- _What to do_:
Locate the word "eyrabrand" in the material, then show every line that holds it.

● ● ●

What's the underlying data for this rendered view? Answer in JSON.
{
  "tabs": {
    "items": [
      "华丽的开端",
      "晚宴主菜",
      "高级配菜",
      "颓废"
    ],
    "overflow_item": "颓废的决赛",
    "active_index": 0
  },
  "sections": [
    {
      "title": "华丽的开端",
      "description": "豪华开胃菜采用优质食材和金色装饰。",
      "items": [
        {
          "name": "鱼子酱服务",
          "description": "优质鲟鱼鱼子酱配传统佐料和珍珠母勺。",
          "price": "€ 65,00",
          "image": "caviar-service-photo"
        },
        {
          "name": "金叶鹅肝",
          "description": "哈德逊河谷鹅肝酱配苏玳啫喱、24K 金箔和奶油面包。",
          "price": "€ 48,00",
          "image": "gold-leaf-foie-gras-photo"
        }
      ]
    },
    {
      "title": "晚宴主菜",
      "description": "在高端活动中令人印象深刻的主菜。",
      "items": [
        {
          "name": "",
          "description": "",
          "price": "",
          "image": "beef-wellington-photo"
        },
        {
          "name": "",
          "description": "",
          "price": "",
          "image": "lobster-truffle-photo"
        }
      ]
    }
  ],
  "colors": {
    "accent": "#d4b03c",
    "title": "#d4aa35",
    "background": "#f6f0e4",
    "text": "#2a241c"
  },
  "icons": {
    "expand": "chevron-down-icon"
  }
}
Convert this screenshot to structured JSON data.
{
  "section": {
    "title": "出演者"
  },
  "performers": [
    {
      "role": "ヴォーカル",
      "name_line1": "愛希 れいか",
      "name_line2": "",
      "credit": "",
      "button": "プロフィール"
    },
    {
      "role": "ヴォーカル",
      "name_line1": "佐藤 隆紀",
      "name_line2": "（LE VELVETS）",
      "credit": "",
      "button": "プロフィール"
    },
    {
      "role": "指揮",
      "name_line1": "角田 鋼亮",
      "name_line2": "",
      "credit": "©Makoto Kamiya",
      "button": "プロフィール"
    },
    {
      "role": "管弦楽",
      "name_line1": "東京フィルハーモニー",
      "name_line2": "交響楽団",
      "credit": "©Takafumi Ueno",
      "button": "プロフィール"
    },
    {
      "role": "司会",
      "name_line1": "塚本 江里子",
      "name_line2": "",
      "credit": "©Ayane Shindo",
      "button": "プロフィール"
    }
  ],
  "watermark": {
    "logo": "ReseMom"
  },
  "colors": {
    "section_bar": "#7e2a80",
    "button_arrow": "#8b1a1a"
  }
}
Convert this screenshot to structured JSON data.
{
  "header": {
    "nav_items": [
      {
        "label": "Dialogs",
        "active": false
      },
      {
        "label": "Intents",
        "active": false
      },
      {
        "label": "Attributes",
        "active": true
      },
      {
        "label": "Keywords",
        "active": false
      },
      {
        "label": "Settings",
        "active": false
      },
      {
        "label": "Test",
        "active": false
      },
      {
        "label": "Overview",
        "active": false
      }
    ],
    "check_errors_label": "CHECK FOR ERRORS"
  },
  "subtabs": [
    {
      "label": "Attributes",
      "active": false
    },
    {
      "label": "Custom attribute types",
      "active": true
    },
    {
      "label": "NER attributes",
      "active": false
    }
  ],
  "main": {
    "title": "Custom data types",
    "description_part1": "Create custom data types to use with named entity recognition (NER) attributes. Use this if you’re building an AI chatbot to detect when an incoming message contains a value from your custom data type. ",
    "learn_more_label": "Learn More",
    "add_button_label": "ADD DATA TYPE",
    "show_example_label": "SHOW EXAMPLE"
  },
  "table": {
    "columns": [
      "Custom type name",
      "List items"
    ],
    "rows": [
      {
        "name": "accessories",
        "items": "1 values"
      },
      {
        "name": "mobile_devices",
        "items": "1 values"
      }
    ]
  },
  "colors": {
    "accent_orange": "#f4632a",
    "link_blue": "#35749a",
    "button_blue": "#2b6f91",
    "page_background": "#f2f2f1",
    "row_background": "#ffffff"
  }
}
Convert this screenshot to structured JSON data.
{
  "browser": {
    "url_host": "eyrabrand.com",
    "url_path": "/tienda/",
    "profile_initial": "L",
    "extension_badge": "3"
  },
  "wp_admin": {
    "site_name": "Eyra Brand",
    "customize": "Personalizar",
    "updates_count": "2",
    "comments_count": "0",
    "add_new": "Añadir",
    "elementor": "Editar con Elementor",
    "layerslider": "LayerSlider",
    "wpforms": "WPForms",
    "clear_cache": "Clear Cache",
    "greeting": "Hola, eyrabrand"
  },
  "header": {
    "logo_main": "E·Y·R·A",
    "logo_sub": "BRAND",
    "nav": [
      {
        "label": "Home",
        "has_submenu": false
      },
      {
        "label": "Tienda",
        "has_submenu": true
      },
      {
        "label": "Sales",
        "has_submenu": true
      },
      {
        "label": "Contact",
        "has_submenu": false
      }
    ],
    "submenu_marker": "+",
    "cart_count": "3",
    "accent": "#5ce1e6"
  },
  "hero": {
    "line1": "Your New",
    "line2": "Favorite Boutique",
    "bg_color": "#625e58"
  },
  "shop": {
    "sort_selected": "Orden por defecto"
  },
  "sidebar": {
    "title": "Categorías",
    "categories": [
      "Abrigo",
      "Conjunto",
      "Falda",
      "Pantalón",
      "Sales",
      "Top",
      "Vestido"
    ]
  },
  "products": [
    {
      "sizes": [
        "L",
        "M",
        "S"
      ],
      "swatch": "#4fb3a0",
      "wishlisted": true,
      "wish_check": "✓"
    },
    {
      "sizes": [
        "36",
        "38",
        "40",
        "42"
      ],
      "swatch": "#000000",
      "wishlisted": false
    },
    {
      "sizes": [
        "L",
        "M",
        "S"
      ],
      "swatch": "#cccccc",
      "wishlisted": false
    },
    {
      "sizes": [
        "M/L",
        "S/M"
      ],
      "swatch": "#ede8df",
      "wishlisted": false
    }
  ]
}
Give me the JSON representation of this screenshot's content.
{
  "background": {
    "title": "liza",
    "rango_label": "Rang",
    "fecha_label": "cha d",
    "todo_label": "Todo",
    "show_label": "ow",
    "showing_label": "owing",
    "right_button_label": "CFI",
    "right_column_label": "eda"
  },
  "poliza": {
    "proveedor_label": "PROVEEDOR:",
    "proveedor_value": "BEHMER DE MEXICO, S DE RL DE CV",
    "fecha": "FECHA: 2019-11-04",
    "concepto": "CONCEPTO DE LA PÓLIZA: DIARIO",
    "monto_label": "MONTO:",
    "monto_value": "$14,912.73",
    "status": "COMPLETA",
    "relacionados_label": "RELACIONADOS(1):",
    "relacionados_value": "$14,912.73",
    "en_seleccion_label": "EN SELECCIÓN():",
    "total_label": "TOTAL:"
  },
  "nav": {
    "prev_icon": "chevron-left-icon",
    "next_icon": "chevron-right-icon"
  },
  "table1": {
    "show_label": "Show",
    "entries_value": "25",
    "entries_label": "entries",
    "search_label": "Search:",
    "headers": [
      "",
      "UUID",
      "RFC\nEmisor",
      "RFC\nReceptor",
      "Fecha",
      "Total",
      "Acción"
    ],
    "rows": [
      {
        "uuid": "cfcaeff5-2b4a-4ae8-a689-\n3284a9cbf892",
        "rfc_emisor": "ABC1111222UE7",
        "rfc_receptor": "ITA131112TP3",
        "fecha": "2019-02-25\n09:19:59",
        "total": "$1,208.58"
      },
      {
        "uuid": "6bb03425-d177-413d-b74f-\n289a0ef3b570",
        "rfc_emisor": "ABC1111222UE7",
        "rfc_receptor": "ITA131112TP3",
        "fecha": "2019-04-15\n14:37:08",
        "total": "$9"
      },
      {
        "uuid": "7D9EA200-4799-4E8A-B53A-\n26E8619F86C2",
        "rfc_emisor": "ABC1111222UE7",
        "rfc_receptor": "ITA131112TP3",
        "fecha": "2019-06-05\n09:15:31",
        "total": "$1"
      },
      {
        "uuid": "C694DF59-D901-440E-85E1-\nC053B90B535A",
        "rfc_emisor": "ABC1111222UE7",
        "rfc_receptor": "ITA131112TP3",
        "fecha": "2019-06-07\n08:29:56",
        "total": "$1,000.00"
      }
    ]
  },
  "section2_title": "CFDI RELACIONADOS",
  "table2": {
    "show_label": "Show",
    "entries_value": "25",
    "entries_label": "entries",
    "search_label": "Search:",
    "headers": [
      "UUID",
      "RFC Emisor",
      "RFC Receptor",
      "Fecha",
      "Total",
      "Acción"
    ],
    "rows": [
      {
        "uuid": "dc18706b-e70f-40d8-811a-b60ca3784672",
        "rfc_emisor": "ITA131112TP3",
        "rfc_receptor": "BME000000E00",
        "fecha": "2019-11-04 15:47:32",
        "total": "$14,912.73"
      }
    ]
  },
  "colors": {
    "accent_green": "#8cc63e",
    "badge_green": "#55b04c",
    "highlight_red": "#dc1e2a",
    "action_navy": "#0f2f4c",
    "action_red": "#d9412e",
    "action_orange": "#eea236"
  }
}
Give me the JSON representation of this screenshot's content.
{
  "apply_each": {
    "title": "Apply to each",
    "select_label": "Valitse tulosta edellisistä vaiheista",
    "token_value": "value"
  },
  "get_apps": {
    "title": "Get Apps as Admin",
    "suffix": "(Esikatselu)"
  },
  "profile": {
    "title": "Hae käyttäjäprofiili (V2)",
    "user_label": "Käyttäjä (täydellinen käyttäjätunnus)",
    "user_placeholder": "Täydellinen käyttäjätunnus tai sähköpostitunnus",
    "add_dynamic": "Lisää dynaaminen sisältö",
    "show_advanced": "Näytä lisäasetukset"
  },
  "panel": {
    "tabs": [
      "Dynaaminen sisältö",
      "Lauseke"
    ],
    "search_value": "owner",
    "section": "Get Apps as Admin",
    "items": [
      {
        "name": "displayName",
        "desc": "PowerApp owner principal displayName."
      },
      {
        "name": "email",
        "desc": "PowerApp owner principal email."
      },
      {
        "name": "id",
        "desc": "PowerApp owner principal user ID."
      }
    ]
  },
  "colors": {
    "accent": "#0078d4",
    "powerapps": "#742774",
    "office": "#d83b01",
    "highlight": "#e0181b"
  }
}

● ● ●

- _Exercise answer_:
    "url_host": "eyrabrand.com",
    "greeting": "Hola, eyrabrand"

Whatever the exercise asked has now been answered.